[Stored dataset items]
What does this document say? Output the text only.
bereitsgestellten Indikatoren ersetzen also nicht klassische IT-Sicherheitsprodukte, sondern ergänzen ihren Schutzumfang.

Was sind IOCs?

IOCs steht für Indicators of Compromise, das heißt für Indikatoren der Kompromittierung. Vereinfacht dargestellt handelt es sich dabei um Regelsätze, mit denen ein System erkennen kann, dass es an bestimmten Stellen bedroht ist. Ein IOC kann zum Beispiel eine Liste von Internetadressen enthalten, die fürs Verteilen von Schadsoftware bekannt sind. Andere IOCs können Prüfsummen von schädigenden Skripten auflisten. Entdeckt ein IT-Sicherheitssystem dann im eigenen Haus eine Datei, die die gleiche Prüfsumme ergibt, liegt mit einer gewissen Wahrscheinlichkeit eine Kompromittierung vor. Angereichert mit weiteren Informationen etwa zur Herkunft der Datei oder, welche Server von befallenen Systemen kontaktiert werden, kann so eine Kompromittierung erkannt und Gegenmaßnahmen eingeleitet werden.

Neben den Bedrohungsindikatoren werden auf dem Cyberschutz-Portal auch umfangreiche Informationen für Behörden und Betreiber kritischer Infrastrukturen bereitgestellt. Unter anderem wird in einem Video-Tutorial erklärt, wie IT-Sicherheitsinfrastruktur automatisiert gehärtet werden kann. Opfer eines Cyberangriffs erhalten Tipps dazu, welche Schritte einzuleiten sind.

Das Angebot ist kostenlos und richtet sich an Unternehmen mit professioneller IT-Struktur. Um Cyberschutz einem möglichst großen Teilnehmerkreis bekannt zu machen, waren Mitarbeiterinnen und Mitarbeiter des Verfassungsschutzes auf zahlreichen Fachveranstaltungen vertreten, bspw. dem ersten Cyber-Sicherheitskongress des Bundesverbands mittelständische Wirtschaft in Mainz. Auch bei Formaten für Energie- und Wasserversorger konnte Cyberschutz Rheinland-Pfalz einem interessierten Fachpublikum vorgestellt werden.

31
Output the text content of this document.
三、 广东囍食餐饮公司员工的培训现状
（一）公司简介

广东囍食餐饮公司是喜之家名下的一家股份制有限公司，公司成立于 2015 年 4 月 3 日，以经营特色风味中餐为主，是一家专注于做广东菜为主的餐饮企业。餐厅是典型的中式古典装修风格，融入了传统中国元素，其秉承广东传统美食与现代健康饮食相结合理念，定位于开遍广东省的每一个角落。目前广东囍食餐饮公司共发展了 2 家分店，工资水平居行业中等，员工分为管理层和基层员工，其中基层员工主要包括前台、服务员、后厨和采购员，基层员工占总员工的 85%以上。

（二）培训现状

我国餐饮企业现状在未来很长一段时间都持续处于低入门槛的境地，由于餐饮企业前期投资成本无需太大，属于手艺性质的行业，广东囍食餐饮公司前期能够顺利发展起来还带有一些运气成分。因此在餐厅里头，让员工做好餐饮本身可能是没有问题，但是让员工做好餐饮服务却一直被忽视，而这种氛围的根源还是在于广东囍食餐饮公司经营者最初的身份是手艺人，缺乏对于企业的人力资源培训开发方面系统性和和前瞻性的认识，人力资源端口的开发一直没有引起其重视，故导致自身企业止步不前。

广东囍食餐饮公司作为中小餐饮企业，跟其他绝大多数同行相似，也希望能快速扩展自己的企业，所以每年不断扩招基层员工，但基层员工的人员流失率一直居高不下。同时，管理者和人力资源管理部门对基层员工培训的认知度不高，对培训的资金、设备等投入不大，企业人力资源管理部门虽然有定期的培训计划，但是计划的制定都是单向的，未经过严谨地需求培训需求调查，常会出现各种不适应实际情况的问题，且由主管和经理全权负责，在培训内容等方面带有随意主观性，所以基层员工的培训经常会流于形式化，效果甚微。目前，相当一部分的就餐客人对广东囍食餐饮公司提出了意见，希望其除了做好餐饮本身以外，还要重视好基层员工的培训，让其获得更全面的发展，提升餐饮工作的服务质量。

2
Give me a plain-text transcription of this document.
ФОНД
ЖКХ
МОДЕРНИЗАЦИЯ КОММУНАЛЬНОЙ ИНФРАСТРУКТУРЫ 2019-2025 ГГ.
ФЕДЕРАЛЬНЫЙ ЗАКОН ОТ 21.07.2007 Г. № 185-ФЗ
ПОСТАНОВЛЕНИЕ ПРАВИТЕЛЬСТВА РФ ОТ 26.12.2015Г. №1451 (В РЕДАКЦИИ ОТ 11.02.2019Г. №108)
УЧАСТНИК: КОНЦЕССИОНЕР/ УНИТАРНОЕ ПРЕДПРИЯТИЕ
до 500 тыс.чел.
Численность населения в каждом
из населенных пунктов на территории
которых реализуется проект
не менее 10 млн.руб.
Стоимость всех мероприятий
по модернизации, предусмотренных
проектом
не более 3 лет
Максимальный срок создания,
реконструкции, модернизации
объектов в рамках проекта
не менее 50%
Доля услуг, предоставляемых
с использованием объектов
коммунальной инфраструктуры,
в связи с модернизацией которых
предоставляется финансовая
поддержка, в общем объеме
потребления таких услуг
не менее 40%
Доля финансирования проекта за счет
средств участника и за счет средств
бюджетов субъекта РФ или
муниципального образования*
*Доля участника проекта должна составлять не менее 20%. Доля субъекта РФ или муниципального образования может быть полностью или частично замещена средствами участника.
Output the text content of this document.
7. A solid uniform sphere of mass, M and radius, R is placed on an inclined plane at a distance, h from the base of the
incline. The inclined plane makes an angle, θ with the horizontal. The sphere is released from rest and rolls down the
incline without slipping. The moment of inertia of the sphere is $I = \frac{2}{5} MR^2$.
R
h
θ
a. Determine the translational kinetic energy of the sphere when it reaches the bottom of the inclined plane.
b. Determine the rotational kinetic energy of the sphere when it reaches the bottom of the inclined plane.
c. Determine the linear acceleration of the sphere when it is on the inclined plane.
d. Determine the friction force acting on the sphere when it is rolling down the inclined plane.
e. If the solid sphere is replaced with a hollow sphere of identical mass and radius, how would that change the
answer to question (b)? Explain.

> **To do**
Using the listing above, please repeat every entry exactly.

> **In response**
What does this document say? Output the text only.
bereitsgestellten Indikatoren ersetzen also nicht klassische IT-Sicherheitsprodukte, sondern ergänzen ihren Schutzumfang.

Was sind IOCs?

IOCs steht für Indicators of Compromise, das heißt für Indikatoren der Kompromittierung. Vereinfacht dargestellt handelt es sich dabei um Regelsätze, mit denen ein System erkennen kann, dass es an bestimmten Stellen bedroht ist. Ein IOC kann zum Beispiel eine Liste von Internetadressen enthalten, die fürs Verteilen von Schadsoftware bekannt sind. Andere IOCs können Prüfsummen von schädigenden Skripten auflisten. Entdeckt ein IT-Sicherheitssystem dann im eigenen Haus eine Datei, die die gleiche Prüfsumme ergibt, liegt mit einer gewissen Wahrscheinlichkeit eine Kompromittierung vor. Angereichert mit weiteren Informationen etwa zur Herkunft der Datei oder, welche Server von befallenen Systemen kontaktiert werden, kann so eine Kompromittierung erkannt und Gegenmaßnahmen eingeleitet werden.

Neben den Bedrohungsindikatoren werden auf dem Cyberschutz-Portal auch umfangreiche Informationen für Behörden und Betreiber kritischer Infrastrukturen bereitgestellt. Unter anderem wird in einem Video-Tutorial erklärt, wie IT-Sicherheitsinfrastruktur automatisiert gehärtet werden kann. Opfer eines Cyberangriffs erhalten Tipps dazu, welche Schritte einzuleiten sind.

Das Angebot ist kostenlos und richtet sich an Unternehmen mit professioneller IT-Struktur. Um Cyberschutz einem möglichst großen Teilnehmerkreis bekannt zu machen, waren Mitarbeiterinnen und Mitarbeiter des Verfassungsschutzes auf zahlreichen Fachveranstaltungen vertreten, bspw. dem ersten Cyber-Sicherheitskongress des Bundesverbands mittelständische Wirtschaft in Mainz. Auch bei Formaten für Energie- und Wasserversorger konnte Cyberschutz Rheinland-Pfalz einem interessierten Fachpublikum vorgestellt werden.

31
Output the text content of this document.
三、 广东囍食餐饮公司员工的培训现状
（一）公司简介

广东囍食餐饮公司是喜之家名下的一家股份制有限公司，公司成立于 2015 年 4 月 3 日，以经营特色风味中餐为主，是一家专注于做广东菜为主的餐饮企业。餐厅是典型的中式古典装修风格，融入了传统中国元素，其秉承广东传统美食与现代健康饮食相结合理念，定位于开遍广东省的每一个角落。目前广东囍食餐饮公司共发展了 2 家分店，工资水平居行业中等，员工分为管理层和基层员工，其中基层员工主要包括前台、服务员、后厨和采购员，基层员工占总员工的 85%以上。

（二）培训现状

我国餐饮企业现状在未来很长一段时间都持续处于低入门槛的境地，由于餐饮企业前期投资成本无需太大，属于手艺性质的行业，广东囍食餐饮公司前期能够顺利发展起来还带有一些运气成分。因此在餐厅里头，让员工做好餐饮本身可能是没有问题，但是让员工做好餐饮服务却一直被忽视，而这种氛围的根源还是在于广东囍食餐饮公司经营者最初的身份是手艺人，缺乏对于企业的人力资源培训开发方面系统性和和前瞻性的认识，人力资源端口的开发一直没有引起其重视，故导致自身企业止步不前。

广东囍食餐饮公司作为中小餐饮企业，跟其他绝大多数同行相似，也希望能快速扩展自己的企业，所以每年不断扩招基层员工，但基层员工的人员流失率一直居高不下。同时，管理者和人力资源管理部门对基层员工培训的认知度不高，对培训的资金、设备等投入不大，企业人力资源管理部门虽然有定期的培训计划，但是计划的制定都是单向的，未经过严谨地需求培训需求调查，常会出现各种不适应实际情况的问题，且由主管和经理全权负责，在培训内容等方面带有随意主观性，所以基层员工的培训经常会流于形式化，效果甚微。目前，相当一部分的就餐客人对广东囍食餐饮公司提出了意见，希望其除了做好餐饮本身以外，还要重视好基层员工的培训，让其获得更全面的发展，提升餐饮工作的服务质量。

2
Give me a plain-text transcription of this document.
ФОНД
ЖКХ
МОДЕРНИЗАЦИЯ КОММУНАЛЬНОЙ ИНФРАСТРУКТУРЫ 2019-2025 ГГ.
ФЕДЕРАЛЬНЫЙ ЗАКОН ОТ 21.07.2007 Г. № 185-ФЗ
ПОСТАНОВЛЕНИЕ ПРАВИТЕЛЬСТВА РФ ОТ 26.12.2015Г. №1451 (В РЕДАКЦИИ ОТ 11.02.2019Г. №108)
УЧАСТНИК: КОНЦЕССИОНЕР/ УНИТАРНОЕ ПРЕДПРИЯТИЕ
до 500 тыс.чел.
Численность населения в каждом
из населенных пунктов на территории
которых реализуется проект
не менее 10 млн.руб.
Стоимость всех мероприятий
по модернизации, предусмотренных
проектом
не более 3 лет
Максимальный срок создания,
реконструкции, модернизации
объектов в рамках проекта
не менее 50%
Доля услуг, предоставляемых
с использованием объектов
коммунальной инфраструктуры,
в связи с модернизацией которых
предоставляется финансовая
поддержка, в общем объеме
потребления таких услуг
не менее 40%
Доля финансирования проекта за счет
средств участника и за счет средств
бюджетов субъекта РФ или
муниципального образования*
*Доля участника проекта должна составлять не менее 20%. Доля субъекта РФ или муниципального образования может быть полностью или частично замещена средствами участника.
Output the text content of this document.
7. A solid uniform sphere of mass, M and radius, R is placed on an inclined plane at a distance, h from the base of the
incline. The inclined plane makes an angle, θ with the horizontal. The sphere is released from rest and rolls down the
incline without slipping. The moment of inertia of the sphere is $I = \frac{2}{5} MR^2$.
R
h
θ
a. Determine the translational kinetic energy of the sphere when it reaches the bottom of the inclined plane.
b. Determine the rotational kinetic energy of the sphere when it reaches the bottom of the inclined plane.
c. Determine the linear acceleration of the sphere when it is on the inclined plane.
d. Determine the friction force acting on the sphere when it is rolling down the inclined plane.
e. If the solid sphere is replaced with a hollow sphere of identical mass and radius, how would that change the
answer to question (b)? Explain.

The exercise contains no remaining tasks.